§ **WHAT IS EXPECTED**
Reply with one number: the count of lines in the records below that hold "time".

§ **SUPPLIED DATA**
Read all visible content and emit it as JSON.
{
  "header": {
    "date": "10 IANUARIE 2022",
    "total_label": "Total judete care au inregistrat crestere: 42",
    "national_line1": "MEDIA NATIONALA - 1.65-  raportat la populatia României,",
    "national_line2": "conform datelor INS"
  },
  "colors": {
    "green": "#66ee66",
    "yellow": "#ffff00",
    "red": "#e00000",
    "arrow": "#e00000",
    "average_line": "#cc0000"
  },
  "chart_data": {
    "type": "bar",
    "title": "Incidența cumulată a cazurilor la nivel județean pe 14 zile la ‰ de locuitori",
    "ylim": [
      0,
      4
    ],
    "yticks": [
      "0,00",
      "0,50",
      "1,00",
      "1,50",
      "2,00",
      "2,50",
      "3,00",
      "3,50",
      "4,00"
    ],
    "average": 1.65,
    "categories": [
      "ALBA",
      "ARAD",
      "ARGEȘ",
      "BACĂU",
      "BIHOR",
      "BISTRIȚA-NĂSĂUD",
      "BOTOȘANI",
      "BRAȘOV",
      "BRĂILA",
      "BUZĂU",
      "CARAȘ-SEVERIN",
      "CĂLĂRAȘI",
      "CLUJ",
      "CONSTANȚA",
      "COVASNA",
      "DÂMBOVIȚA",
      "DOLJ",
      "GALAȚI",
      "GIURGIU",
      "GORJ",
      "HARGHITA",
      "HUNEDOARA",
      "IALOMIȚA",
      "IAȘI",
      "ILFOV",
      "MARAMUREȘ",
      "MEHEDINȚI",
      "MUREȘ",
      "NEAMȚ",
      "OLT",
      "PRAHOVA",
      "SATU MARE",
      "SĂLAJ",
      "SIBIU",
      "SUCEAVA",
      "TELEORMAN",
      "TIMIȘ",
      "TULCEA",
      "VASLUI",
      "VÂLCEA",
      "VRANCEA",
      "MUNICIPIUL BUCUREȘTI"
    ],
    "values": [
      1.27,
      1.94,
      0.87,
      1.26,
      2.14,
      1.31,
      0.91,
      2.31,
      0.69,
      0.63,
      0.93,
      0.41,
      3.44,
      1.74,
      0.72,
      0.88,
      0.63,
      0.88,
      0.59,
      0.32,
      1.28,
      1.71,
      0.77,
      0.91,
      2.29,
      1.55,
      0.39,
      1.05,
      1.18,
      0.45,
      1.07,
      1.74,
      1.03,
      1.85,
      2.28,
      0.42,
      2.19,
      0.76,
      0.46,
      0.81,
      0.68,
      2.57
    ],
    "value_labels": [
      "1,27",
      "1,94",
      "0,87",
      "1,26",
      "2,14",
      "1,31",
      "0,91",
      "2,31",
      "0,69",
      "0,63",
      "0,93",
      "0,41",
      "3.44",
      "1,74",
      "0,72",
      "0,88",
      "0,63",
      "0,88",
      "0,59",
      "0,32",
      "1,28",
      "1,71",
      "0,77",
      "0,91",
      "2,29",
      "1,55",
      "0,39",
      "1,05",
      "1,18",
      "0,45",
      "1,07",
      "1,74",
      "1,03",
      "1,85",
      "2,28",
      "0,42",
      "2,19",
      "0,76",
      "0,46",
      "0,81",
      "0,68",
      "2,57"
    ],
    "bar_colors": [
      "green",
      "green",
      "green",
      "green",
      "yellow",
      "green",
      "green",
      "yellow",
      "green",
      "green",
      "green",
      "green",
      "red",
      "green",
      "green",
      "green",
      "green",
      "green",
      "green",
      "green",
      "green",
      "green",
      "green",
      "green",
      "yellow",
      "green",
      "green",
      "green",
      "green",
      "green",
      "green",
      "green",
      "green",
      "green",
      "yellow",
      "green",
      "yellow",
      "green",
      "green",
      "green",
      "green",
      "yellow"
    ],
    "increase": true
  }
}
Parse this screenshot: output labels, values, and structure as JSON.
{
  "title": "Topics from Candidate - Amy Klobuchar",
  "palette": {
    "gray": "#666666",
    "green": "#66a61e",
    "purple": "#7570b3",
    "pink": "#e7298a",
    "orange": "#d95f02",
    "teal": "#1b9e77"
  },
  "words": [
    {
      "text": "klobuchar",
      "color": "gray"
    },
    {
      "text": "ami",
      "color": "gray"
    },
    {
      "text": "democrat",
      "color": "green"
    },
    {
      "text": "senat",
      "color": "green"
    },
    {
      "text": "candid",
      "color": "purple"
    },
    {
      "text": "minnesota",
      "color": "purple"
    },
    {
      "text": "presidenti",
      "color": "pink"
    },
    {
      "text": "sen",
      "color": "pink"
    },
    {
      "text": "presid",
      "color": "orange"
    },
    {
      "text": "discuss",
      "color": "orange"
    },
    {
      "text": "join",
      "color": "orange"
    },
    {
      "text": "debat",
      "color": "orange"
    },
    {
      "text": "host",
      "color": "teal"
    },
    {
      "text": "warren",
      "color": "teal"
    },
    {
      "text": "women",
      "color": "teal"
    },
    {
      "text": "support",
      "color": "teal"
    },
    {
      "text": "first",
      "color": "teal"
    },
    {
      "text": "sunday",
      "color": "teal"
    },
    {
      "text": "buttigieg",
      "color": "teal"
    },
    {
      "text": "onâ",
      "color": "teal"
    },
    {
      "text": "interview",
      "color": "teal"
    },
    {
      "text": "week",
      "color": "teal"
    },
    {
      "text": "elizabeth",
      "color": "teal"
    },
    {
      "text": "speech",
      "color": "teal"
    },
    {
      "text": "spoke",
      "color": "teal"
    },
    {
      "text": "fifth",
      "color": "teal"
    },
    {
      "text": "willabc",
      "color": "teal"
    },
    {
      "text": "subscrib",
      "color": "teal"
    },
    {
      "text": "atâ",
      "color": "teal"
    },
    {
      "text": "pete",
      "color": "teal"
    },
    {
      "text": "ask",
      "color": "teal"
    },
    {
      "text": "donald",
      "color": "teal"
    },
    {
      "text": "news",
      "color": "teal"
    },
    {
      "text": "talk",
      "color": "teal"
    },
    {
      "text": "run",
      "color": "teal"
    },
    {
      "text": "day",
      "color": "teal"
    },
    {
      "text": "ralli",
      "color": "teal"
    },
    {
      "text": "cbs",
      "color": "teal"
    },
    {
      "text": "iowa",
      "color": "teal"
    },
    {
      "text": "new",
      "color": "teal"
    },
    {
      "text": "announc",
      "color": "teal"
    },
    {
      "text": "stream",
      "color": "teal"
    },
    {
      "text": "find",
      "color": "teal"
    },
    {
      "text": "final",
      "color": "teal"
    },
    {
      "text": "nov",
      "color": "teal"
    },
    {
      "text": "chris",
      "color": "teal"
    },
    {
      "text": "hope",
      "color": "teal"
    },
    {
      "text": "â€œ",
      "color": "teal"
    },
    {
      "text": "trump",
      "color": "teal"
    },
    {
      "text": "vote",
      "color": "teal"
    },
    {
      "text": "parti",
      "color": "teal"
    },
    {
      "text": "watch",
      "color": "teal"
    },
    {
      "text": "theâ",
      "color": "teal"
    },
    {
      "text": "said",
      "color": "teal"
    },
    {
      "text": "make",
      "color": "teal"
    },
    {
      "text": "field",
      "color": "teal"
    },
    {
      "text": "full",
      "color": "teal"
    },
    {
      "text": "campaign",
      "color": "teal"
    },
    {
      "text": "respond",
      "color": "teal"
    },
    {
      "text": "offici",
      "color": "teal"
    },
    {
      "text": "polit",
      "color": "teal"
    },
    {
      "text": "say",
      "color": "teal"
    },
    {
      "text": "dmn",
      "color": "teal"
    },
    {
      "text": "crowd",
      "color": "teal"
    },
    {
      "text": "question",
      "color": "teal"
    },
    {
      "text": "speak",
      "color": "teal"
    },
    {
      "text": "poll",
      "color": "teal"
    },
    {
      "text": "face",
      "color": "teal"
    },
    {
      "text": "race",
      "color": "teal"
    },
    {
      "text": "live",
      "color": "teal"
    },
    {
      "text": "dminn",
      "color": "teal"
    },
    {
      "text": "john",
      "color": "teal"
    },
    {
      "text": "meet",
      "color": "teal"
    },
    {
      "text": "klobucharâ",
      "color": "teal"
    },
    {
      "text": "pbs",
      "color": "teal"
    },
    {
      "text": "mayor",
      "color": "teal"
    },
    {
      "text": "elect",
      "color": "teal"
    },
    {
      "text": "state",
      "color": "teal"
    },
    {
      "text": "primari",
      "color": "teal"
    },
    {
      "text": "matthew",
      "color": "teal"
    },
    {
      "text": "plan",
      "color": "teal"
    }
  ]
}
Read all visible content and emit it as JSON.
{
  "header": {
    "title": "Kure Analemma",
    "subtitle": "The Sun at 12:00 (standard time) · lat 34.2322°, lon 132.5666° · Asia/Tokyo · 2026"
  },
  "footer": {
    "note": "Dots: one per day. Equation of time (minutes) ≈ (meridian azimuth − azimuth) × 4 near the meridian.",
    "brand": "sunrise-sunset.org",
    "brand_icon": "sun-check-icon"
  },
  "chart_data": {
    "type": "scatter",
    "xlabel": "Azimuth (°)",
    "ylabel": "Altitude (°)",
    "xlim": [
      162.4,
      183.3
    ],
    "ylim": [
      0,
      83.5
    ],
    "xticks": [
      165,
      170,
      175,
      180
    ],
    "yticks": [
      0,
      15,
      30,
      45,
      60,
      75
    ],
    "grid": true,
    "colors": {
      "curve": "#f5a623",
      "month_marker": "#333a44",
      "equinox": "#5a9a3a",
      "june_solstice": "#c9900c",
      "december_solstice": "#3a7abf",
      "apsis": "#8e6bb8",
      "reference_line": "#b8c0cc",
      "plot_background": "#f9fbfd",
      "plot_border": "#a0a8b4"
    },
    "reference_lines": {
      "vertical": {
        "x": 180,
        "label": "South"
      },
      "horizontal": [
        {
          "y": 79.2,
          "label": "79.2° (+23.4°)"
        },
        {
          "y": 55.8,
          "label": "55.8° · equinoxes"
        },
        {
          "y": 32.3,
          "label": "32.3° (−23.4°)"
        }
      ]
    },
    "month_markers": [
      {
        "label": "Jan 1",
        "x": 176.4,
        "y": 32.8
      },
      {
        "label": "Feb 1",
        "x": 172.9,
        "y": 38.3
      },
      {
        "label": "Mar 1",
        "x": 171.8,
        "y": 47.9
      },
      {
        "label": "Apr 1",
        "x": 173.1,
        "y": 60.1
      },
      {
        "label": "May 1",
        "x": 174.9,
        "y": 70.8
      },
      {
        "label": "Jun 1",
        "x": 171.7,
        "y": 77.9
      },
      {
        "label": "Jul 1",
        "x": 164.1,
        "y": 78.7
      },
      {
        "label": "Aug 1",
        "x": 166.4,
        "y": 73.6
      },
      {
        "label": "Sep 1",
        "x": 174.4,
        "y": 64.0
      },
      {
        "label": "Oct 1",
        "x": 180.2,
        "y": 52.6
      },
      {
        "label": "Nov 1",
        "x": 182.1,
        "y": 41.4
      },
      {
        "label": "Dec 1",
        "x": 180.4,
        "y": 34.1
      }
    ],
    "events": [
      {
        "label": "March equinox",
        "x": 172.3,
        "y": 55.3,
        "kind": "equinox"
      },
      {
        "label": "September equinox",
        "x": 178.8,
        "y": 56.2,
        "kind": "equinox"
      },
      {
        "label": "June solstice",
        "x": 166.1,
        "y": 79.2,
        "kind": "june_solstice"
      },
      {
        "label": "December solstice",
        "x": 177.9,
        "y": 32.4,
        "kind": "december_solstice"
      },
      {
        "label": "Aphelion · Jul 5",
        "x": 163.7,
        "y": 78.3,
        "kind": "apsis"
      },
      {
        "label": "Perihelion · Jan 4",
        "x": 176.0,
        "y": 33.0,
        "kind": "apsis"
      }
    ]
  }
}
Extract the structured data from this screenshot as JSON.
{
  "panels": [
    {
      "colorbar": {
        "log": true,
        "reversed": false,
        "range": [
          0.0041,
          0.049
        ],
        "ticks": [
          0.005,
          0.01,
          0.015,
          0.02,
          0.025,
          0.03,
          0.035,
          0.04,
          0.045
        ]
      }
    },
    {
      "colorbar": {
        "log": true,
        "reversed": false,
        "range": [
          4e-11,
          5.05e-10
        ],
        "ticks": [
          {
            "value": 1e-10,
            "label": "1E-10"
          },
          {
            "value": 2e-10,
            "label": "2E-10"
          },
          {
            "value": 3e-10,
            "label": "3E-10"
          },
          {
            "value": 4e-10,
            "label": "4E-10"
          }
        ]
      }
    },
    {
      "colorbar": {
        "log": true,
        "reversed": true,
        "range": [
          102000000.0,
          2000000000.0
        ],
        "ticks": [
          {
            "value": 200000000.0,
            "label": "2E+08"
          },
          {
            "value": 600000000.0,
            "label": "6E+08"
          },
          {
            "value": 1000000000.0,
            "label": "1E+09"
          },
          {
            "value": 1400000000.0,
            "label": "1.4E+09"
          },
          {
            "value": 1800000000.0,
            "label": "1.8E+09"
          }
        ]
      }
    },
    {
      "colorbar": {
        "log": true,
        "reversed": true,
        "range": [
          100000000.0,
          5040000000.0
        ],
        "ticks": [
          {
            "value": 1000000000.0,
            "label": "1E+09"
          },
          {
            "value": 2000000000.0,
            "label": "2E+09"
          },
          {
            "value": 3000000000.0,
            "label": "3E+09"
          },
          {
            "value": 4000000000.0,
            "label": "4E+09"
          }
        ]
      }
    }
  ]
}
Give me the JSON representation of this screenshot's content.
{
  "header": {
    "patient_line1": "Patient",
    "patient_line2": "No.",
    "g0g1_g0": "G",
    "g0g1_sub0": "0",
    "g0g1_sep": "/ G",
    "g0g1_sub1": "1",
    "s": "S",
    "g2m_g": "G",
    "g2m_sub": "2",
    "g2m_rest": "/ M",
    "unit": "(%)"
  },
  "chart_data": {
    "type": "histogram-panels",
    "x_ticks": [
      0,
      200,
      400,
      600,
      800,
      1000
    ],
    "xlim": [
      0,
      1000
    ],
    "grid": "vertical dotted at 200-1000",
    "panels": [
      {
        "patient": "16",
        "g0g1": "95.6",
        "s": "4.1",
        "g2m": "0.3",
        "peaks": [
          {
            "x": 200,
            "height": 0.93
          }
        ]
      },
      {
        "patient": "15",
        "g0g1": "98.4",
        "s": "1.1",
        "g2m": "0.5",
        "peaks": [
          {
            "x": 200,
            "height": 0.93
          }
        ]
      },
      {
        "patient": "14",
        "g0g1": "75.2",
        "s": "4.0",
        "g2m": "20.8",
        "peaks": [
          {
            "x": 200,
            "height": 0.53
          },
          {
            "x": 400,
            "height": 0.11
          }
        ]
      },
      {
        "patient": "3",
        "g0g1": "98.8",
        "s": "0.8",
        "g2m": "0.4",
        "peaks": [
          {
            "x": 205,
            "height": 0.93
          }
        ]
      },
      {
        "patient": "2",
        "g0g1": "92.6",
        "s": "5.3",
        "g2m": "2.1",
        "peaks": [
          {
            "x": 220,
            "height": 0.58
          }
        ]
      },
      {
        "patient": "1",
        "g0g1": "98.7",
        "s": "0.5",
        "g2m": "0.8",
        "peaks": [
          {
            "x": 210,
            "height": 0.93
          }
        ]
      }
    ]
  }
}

§ **WRITTEN ANSWER**
2